** start DATA SHOWN **

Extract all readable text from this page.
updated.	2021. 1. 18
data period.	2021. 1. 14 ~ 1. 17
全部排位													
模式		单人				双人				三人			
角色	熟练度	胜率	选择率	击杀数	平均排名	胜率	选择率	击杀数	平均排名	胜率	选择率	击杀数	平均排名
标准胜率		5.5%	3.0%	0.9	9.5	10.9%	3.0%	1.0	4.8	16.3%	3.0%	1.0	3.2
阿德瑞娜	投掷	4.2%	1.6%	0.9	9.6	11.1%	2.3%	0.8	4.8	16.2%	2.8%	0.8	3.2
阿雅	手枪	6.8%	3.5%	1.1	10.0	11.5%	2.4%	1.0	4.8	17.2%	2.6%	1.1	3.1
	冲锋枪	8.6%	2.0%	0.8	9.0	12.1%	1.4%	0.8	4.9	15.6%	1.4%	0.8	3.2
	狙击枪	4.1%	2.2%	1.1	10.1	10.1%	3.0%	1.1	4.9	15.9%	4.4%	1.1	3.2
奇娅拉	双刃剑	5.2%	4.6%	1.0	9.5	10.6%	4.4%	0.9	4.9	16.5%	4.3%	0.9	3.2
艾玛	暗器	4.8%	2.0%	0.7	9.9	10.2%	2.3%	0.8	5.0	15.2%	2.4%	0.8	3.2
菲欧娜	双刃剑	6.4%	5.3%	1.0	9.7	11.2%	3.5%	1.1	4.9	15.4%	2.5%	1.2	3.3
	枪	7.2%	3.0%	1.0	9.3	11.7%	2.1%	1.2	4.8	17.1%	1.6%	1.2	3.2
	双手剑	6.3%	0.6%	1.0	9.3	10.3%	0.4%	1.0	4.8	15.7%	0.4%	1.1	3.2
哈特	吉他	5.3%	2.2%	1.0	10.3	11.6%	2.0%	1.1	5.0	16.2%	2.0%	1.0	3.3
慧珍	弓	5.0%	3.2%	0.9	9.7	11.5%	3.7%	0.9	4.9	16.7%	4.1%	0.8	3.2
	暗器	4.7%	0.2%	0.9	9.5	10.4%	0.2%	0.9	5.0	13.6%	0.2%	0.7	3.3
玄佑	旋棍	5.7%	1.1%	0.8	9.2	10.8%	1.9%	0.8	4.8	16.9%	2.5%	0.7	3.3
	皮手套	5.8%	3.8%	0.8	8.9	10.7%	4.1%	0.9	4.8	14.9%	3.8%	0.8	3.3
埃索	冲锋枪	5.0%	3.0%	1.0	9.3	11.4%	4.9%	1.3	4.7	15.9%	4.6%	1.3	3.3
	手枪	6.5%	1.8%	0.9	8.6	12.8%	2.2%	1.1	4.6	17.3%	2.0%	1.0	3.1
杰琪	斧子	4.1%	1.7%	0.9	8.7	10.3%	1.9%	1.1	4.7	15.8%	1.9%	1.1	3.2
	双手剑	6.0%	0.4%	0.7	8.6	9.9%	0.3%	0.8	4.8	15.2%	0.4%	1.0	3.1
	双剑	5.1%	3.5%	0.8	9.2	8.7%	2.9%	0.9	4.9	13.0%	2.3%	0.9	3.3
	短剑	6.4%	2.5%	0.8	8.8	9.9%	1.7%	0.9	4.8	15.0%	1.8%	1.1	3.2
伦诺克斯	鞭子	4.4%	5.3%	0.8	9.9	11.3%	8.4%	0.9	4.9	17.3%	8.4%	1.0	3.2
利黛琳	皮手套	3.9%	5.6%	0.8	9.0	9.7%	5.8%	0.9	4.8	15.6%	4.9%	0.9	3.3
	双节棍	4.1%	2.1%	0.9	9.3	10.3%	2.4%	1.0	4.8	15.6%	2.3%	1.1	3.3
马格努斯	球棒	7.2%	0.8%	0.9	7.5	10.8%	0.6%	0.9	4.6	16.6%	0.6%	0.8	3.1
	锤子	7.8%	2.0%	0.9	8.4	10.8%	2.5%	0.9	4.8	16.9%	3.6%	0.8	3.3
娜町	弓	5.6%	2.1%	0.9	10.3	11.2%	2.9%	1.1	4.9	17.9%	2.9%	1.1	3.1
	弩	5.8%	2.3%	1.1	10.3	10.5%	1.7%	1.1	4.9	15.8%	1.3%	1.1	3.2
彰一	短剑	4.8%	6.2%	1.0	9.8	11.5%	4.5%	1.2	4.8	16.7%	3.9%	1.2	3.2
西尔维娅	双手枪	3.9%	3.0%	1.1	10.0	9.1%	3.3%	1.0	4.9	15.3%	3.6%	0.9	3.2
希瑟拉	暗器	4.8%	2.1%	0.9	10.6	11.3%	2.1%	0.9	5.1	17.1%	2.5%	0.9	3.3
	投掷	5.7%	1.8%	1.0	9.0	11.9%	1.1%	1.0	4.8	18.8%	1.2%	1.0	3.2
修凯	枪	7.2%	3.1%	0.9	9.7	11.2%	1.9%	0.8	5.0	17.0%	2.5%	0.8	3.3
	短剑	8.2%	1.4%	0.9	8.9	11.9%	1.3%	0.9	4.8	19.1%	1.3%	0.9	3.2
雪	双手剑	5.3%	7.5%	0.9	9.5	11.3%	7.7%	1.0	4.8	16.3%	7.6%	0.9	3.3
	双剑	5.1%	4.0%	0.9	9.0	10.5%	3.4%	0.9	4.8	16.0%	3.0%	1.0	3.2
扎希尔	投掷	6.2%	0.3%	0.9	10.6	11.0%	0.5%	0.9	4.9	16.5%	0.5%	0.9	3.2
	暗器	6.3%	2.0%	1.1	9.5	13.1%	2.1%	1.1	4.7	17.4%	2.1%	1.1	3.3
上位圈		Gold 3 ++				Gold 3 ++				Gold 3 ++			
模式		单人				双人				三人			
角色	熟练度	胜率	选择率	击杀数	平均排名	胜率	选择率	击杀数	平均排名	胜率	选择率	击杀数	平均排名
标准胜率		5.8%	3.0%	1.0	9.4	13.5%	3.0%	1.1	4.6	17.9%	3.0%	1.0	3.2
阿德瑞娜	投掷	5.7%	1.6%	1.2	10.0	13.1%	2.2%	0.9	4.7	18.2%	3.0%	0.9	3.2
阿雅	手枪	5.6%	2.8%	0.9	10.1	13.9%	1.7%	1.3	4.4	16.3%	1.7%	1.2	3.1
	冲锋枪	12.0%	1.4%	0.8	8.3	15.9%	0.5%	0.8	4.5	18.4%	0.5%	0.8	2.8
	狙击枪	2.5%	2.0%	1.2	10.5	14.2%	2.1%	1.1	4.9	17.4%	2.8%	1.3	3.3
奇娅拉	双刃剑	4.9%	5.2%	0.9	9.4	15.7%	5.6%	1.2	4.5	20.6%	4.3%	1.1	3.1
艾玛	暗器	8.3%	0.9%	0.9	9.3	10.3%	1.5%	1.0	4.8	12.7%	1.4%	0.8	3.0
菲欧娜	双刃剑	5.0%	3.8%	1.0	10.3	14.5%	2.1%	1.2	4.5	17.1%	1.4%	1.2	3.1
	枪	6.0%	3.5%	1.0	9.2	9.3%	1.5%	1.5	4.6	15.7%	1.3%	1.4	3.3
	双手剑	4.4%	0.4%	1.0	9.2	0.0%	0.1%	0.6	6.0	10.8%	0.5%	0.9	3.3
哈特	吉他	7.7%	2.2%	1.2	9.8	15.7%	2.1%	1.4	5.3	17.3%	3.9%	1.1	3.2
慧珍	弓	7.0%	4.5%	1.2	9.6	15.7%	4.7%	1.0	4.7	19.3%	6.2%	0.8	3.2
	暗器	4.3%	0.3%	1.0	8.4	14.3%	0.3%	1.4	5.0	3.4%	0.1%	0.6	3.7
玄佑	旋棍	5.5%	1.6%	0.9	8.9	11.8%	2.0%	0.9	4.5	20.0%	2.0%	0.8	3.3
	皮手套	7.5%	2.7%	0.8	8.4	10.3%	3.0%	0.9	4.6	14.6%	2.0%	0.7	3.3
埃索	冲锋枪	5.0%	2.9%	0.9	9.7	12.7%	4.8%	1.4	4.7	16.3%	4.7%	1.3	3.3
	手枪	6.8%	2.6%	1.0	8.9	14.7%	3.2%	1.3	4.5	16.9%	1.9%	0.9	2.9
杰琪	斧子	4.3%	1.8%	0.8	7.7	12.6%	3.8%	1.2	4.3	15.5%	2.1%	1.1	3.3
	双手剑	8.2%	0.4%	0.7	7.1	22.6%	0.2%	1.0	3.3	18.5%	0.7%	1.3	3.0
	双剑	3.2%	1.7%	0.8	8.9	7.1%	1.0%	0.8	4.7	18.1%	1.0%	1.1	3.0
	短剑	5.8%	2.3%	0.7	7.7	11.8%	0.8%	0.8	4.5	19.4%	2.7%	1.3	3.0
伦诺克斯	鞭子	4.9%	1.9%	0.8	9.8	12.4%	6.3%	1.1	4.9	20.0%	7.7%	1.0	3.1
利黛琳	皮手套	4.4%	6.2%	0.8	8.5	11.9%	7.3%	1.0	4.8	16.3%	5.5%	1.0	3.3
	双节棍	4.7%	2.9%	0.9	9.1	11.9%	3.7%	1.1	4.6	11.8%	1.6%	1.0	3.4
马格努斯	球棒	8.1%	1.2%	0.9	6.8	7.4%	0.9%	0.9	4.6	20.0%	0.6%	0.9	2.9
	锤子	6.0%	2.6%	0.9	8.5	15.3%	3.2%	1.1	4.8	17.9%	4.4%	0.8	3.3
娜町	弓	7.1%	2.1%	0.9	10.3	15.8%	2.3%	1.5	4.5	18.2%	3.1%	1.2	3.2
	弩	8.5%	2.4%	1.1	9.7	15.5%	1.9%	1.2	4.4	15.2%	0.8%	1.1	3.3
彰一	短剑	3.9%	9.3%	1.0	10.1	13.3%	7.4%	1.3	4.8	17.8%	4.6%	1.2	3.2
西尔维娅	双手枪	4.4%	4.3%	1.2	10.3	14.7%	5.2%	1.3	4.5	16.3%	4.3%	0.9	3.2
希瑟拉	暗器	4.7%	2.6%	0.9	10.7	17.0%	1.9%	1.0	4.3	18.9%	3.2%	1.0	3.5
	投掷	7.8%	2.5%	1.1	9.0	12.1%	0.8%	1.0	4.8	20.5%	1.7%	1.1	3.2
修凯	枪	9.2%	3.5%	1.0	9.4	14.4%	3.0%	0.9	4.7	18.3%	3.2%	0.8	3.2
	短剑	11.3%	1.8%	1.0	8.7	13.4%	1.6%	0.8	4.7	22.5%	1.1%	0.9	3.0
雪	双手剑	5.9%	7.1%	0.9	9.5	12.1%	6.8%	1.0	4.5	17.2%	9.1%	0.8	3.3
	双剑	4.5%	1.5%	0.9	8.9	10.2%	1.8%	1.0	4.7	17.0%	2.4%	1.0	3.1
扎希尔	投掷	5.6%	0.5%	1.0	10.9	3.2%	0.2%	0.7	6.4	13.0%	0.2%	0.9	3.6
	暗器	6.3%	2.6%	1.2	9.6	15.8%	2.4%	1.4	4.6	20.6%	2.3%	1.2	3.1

** end DATA SHOWN **

YOUR OBJECTIVE: Go through the entries above and pull out each line with "马格努斯" in it.

RESPONSE:
马格努斯	球棒	7.2%	0.8%	0.9	7.5	10.8%	0.6%	0.9	4.6	16.6%	0.6%	0.8	3.1
马格努斯	球棒	8.1%	1.2%	0.9	6.8	7.4%	0.9%	0.9	4.6	20.0%	0.6%	0.9	2.9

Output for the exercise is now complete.